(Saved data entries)
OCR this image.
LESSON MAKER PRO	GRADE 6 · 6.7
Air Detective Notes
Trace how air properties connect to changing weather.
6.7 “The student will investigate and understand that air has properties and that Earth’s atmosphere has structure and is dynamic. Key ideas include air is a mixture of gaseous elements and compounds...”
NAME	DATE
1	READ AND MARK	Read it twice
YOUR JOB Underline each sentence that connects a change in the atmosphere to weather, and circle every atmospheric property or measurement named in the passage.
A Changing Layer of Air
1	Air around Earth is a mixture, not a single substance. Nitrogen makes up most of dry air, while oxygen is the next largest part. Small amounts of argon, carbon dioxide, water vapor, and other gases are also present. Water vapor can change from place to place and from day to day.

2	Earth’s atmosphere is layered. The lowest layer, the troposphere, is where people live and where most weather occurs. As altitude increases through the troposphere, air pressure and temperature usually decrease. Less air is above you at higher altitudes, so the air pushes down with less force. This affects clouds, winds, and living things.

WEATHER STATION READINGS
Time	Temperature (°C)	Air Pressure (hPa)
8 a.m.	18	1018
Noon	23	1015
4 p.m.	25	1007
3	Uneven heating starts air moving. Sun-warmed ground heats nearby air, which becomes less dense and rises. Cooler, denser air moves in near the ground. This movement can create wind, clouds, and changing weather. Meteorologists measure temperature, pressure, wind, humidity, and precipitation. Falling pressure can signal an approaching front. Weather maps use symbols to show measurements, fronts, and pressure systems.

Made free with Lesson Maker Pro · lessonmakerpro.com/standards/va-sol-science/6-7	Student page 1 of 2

*Aim*
Look above for every line with the word "properties" and copy it.

*Response to the task*
Trace how air properties connect to changing weather.
6.7 “The student will investigate and understand that air has properties and that Earth’s atmosphere has structure and is dynamic. Key ideas include air is a mixture of gaseous elements and compounds...”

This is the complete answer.